- [What to produce]:
Transcribe every line of the records below without altering any character.

------ Materials provided ------

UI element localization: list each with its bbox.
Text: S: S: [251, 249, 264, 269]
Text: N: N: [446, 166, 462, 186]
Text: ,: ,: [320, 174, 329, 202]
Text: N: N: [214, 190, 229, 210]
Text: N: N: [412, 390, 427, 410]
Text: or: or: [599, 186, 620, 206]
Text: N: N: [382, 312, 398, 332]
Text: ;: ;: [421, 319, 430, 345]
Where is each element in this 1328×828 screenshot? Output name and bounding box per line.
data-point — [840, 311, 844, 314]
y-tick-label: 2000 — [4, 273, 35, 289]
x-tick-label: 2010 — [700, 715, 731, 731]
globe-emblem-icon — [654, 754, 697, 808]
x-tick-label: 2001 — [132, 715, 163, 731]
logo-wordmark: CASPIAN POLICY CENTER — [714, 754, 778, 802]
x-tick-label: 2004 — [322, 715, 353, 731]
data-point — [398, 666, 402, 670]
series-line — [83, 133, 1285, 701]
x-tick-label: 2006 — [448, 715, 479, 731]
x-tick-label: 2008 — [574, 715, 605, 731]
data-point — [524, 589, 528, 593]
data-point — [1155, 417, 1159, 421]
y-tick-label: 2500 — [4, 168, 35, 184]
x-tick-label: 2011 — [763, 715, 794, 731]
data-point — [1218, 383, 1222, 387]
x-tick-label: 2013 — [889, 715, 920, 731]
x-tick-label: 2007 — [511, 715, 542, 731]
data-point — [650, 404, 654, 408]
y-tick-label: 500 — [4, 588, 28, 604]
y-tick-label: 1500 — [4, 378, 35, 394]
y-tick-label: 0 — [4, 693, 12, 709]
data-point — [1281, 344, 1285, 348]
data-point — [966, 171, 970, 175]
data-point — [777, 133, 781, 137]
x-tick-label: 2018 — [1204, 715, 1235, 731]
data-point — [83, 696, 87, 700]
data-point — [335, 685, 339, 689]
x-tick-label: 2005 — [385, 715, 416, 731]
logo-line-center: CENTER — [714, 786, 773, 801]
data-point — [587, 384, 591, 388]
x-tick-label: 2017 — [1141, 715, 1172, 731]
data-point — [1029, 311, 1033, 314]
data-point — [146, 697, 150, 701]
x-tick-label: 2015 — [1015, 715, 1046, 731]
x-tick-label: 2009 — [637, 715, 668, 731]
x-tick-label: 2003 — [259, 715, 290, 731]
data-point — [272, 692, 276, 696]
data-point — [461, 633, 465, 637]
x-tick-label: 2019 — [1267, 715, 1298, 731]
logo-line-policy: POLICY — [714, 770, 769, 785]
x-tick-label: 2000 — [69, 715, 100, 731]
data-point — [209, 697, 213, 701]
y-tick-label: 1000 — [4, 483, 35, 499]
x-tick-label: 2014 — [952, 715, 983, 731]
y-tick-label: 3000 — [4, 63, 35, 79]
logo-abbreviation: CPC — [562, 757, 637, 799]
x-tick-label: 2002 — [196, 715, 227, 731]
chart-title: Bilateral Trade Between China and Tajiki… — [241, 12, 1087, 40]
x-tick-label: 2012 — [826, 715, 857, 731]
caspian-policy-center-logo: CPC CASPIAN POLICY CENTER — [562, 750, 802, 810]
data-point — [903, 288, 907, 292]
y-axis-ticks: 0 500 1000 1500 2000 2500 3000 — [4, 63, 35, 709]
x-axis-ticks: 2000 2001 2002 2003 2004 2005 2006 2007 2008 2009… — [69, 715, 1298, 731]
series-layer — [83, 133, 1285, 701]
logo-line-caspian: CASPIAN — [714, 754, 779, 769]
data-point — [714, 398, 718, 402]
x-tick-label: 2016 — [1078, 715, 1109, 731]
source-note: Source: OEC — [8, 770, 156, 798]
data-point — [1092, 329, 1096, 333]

------

- [Output of the task]:
UI element localization: list each with its bbox.
Text: S: S: [251, 249, 264, 269]
Text: N: N: [446, 166, 462, 186]
Text: ,: ,: [320, 174, 329, 202]
Text: N: N: [214, 190, 229, 210]
Text: N: N: [412, 390, 427, 410]
Text: or: or: [599, 186, 620, 206]
Text: N: N: [382, 312, 398, 332]
Text: ;: ;: [421, 319, 430, 345]
Where is each element in this 1328×828 screenshot? Output name and bounding box per line.
data-point — [840, 311, 844, 314]
y-tick-label: 2000 — [4, 273, 35, 289]
x-tick-label: 2010 — [700, 715, 731, 731]
globe-emblem-icon — [654, 754, 697, 808]
x-tick-label: 2001 — [132, 715, 163, 731]
logo-wordmark: CASPIAN POLICY CENTER — [714, 754, 778, 802]
x-tick-label: 2004 — [322, 715, 353, 731]
data-point — [398, 666, 402, 670]
series-line — [83, 133, 1285, 701]
x-tick-label: 2006 — [448, 715, 479, 731]
x-tick-label: 2008 — [574, 715, 605, 731]
data-point — [524, 589, 528, 593]
data-point — [1155, 417, 1159, 421]
y-tick-label: 2500 — [4, 168, 35, 184]
x-tick-label: 2011 — [763, 715, 794, 731]
data-point — [1218, 383, 1222, 387]
x-tick-label: 2013 — [889, 715, 920, 731]
x-tick-label: 2007 — [511, 715, 542, 731]
data-point — [650, 404, 654, 408]
y-tick-label: 500 — [4, 588, 28, 604]
y-tick-label: 1500 — [4, 378, 35, 394]
y-tick-label: 0 — [4, 693, 12, 709]
data-point — [1281, 344, 1285, 348]
data-point — [966, 171, 970, 175]
data-point — [777, 133, 781, 137]
x-tick-label: 2018 — [1204, 715, 1235, 731]
data-point — [83, 696, 87, 700]
data-point — [335, 685, 339, 689]
x-tick-label: 2005 — [385, 715, 416, 731]
logo-line-center: CENTER — [714, 786, 773, 801]
data-point — [587, 384, 591, 388]
x-tick-label: 2017 — [1141, 715, 1172, 731]
data-point — [1029, 311, 1033, 314]
data-point — [146, 697, 150, 701]
x-tick-label: 2015 — [1015, 715, 1046, 731]
x-tick-label: 2009 — [637, 715, 668, 731]
x-tick-label: 2003 — [259, 715, 290, 731]
data-point — [272, 692, 276, 696]
data-point — [461, 633, 465, 637]
x-tick-label: 2019 — [1267, 715, 1298, 731]
logo-line-policy: POLICY — [714, 770, 769, 785]
x-tick-label: 2000 — [69, 715, 100, 731]
data-point — [209, 697, 213, 701]
y-tick-label: 1000 — [4, 483, 35, 499]
x-tick-label: 2014 — [952, 715, 983, 731]
y-tick-label: 3000 — [4, 63, 35, 79]
logo-abbreviation: CPC — [562, 757, 637, 799]
x-tick-label: 2002 — [196, 715, 227, 731]
chart-title: Bilateral Trade Between China and Tajiki… — [241, 12, 1087, 40]
x-tick-label: 2012 — [826, 715, 857, 731]
caspian-policy-center-logo: CPC CASPIAN POLICY CENTER — [562, 750, 802, 810]
data-point — [903, 288, 907, 292]
y-axis-ticks: 0 500 1000 1500 2000 2500 3000 — [4, 63, 35, 709]
x-axis-ticks: 2000 2001 2002 2003 2004 2005 2006 2007 2008 2009… — [69, 715, 1298, 731]
series-layer — [83, 133, 1285, 701]
logo-line-caspian: CASPIAN — [714, 754, 779, 769]
data-point — [714, 398, 718, 402]
x-tick-label: 2016 — [1078, 715, 1109, 731]
source-note: Source: OEC — [8, 770, 156, 798]
data-point — [1092, 329, 1096, 333]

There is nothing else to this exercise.